[What you will do] Report every line in the listing that contains the string "美德少年".

(Data entries)
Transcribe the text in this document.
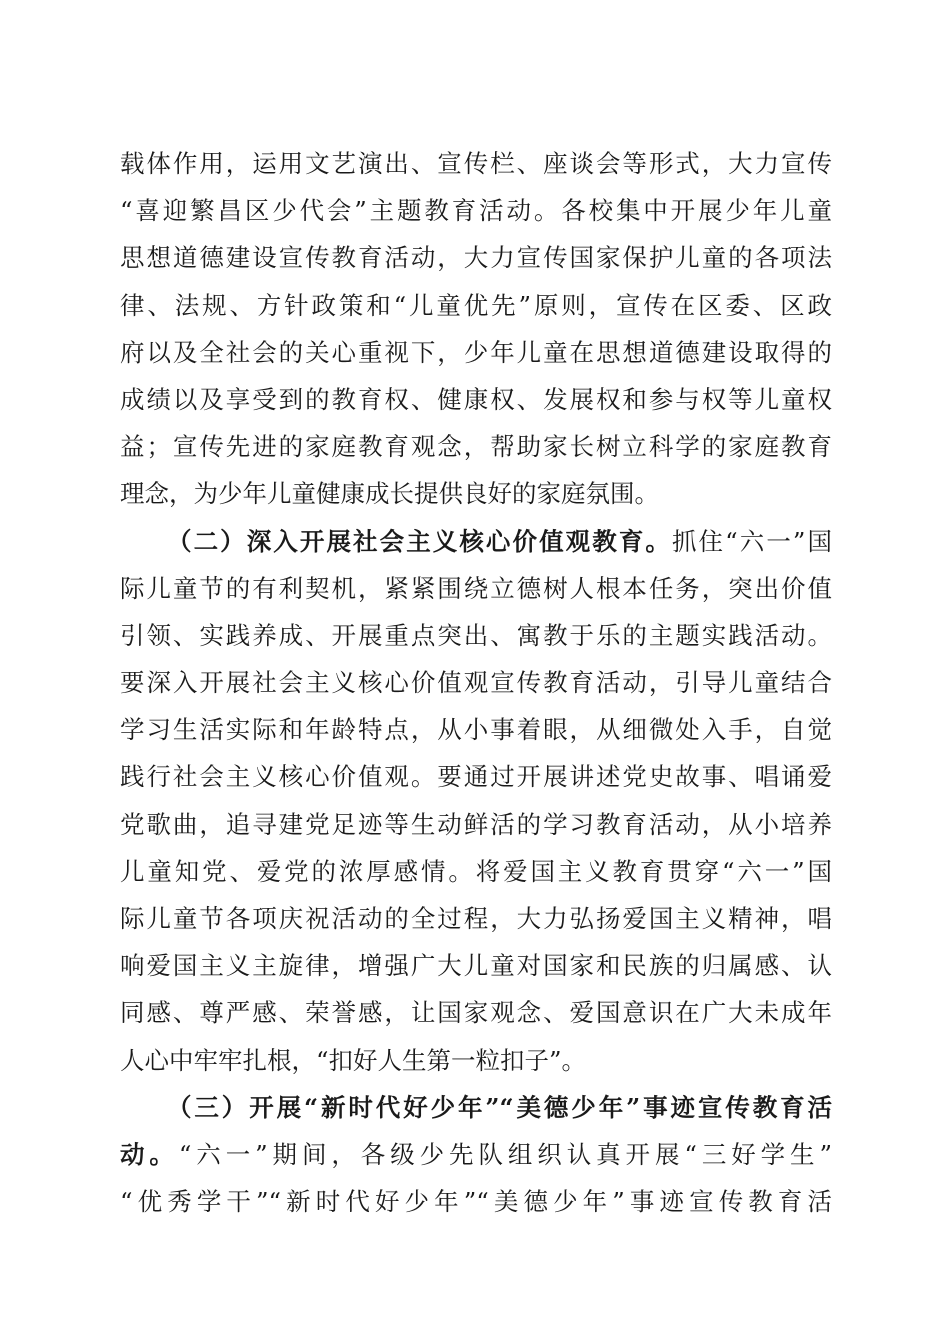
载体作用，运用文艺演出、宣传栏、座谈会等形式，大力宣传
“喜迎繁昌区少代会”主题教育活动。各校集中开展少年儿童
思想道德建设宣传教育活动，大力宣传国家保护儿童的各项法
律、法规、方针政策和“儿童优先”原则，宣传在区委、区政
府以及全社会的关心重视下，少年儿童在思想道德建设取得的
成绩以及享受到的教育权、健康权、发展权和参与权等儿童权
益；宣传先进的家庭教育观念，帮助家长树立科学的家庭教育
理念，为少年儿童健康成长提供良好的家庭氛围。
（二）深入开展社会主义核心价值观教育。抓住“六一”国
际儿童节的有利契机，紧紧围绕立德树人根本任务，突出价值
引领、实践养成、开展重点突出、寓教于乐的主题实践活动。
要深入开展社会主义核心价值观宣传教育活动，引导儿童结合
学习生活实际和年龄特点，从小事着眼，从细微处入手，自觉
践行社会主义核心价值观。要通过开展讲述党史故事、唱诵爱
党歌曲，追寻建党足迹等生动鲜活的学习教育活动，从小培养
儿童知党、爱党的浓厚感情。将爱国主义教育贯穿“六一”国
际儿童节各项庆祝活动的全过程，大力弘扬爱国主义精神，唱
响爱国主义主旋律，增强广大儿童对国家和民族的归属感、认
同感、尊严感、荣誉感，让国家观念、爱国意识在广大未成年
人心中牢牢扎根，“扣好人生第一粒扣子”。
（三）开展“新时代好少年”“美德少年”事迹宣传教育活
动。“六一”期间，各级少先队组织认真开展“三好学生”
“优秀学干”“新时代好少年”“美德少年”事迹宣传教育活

* * *

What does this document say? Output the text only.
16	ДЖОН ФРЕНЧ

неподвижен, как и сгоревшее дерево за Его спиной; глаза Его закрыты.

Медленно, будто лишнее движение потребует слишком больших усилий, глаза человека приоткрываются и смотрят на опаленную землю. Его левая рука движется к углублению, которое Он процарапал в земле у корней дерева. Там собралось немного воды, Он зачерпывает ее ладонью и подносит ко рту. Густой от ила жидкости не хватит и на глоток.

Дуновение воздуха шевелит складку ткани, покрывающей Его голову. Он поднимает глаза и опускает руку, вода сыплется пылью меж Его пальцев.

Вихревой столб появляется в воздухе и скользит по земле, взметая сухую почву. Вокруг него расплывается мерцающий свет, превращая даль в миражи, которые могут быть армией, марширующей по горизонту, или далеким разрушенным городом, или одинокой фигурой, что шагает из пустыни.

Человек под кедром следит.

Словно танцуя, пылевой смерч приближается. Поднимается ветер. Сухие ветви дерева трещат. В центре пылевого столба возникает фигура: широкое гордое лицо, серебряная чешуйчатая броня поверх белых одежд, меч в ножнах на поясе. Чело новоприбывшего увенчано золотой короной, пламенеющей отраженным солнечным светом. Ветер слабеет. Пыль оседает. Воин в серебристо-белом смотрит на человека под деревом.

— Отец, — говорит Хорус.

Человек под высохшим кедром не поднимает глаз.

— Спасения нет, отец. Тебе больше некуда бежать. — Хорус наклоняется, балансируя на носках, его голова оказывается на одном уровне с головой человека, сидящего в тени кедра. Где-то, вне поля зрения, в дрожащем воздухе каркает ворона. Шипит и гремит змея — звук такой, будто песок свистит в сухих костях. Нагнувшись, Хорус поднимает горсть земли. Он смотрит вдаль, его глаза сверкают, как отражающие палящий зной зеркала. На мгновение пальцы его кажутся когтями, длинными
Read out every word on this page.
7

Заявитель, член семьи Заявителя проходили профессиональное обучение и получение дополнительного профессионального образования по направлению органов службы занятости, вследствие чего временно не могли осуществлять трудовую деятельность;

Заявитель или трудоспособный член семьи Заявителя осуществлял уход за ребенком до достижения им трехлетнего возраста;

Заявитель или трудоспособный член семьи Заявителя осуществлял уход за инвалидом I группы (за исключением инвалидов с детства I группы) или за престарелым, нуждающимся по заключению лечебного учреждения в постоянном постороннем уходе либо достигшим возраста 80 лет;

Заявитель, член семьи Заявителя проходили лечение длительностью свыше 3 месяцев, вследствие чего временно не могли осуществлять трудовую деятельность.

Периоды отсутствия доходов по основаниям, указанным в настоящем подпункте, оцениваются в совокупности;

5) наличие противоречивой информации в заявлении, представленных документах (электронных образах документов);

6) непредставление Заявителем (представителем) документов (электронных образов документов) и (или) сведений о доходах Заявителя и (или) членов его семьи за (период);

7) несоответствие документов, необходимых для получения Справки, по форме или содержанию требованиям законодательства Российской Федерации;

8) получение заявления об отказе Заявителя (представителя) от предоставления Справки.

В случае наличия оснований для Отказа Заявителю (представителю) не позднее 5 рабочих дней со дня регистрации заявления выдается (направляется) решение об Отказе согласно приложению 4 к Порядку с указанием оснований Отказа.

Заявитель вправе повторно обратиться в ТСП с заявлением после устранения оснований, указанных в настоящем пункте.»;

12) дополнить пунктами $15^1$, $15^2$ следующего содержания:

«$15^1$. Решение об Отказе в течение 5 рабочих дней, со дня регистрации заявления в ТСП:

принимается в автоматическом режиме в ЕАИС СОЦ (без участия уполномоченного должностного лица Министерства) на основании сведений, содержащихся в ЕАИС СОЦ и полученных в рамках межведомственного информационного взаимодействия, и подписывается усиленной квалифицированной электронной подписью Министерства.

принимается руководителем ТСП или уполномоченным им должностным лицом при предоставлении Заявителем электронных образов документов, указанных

[Complete output]
（三）开展“新时代好少年”“美德少年”事迹宣传教育活
“优秀学干”“新时代好少年”“美德少年”事迹宣传教育活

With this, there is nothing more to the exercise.